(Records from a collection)

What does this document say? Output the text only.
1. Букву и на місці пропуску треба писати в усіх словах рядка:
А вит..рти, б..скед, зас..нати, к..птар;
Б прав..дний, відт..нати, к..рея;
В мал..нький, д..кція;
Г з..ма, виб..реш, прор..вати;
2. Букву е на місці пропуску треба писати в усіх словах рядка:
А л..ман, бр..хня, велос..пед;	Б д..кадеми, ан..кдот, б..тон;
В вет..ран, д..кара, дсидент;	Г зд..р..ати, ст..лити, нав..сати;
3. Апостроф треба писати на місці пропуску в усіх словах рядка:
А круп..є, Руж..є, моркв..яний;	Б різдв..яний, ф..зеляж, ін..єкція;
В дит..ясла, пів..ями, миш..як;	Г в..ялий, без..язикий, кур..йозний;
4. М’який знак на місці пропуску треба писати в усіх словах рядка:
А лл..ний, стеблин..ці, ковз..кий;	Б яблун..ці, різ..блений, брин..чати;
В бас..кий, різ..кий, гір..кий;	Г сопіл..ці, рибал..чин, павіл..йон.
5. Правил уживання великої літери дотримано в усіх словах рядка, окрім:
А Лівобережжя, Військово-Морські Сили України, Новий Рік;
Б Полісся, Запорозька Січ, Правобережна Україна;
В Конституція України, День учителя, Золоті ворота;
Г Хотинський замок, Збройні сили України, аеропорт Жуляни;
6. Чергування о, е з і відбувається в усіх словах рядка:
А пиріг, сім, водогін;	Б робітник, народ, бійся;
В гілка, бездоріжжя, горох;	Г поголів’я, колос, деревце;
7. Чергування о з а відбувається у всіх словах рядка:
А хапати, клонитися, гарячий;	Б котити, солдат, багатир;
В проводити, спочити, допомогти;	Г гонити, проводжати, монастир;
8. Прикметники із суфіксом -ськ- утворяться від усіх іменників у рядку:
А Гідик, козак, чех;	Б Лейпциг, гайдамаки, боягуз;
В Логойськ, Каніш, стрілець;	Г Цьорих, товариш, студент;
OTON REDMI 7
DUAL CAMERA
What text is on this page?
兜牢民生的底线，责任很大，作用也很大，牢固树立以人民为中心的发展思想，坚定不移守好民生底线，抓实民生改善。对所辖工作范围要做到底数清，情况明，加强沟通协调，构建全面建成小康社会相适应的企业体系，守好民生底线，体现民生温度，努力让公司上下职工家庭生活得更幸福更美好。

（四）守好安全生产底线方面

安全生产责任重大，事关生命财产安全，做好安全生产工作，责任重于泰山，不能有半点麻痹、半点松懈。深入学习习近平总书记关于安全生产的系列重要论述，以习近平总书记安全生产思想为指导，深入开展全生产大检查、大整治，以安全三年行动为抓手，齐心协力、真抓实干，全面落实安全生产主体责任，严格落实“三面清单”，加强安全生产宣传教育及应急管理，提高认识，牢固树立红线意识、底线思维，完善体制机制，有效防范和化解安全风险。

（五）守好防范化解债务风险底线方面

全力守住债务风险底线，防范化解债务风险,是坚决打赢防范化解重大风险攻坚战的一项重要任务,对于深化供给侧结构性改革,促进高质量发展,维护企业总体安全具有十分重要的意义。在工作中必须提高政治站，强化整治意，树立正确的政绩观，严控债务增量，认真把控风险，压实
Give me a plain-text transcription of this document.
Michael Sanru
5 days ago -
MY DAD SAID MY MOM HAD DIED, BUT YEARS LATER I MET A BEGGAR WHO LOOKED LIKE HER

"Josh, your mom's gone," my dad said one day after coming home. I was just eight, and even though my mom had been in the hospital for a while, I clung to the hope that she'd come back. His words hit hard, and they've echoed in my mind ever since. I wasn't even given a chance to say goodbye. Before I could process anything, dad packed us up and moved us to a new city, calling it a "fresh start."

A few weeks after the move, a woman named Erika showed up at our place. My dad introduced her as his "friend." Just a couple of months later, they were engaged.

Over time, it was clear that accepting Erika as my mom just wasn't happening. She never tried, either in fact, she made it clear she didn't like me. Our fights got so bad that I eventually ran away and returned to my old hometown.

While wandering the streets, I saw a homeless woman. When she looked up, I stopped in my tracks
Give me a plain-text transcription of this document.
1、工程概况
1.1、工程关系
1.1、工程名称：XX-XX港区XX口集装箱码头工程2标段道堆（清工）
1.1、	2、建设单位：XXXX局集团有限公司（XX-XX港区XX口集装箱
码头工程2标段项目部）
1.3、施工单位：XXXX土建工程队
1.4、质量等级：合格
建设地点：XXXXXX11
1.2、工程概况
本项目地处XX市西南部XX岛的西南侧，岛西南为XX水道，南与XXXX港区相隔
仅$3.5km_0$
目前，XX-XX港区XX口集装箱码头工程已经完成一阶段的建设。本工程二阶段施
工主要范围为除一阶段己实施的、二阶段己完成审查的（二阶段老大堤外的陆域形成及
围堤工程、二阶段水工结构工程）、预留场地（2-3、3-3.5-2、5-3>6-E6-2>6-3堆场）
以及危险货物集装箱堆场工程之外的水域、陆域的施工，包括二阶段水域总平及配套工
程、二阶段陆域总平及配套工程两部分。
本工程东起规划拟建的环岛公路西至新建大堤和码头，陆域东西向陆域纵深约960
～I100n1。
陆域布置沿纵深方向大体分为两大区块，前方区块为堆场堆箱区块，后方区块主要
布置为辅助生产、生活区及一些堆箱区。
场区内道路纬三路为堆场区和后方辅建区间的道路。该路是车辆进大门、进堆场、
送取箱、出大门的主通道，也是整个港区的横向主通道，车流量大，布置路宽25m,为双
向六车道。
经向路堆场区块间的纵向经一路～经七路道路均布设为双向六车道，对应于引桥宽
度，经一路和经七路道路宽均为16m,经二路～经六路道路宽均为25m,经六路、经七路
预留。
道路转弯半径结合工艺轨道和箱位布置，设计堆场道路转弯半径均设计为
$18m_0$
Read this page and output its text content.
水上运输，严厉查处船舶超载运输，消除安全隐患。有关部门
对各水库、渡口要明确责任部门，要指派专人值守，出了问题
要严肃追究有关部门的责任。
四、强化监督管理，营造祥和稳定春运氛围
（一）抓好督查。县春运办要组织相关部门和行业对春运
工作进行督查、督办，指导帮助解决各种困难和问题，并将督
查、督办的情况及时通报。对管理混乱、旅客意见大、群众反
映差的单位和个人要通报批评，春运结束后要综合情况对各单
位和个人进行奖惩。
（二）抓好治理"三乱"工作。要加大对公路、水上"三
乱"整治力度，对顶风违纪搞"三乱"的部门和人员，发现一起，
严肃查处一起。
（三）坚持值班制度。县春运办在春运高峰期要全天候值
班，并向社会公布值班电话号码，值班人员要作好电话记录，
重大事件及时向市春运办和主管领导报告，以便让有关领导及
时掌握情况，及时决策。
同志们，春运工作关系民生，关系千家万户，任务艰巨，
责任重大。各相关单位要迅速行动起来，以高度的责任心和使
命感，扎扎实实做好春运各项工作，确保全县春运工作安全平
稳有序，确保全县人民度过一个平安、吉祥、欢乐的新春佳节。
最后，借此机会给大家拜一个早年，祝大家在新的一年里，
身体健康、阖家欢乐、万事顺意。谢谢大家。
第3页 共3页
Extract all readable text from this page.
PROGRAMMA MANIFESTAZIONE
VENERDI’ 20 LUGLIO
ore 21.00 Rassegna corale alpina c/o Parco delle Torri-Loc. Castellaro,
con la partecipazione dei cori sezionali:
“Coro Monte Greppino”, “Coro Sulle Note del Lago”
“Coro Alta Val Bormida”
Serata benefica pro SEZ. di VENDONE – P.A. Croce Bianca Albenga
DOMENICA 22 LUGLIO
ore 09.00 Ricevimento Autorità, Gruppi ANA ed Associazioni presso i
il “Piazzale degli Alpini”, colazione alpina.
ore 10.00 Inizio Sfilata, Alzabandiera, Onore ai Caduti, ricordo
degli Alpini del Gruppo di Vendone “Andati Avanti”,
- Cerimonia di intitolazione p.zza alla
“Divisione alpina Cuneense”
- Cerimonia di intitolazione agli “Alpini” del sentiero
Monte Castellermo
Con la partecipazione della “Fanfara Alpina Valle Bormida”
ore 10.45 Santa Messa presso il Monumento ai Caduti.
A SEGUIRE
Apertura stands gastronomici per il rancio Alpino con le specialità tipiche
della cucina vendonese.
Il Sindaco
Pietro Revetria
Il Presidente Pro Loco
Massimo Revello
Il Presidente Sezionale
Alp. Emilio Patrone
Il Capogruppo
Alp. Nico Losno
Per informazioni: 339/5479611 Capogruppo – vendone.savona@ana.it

- What you are asked to do
Find each line holding the word "Cerimonia" and copy it.

- Output for this exercise
- Cerimonia di intitolazione p.zza alla
- Cerimonia di intitolazione agli “Alpini” del sentiero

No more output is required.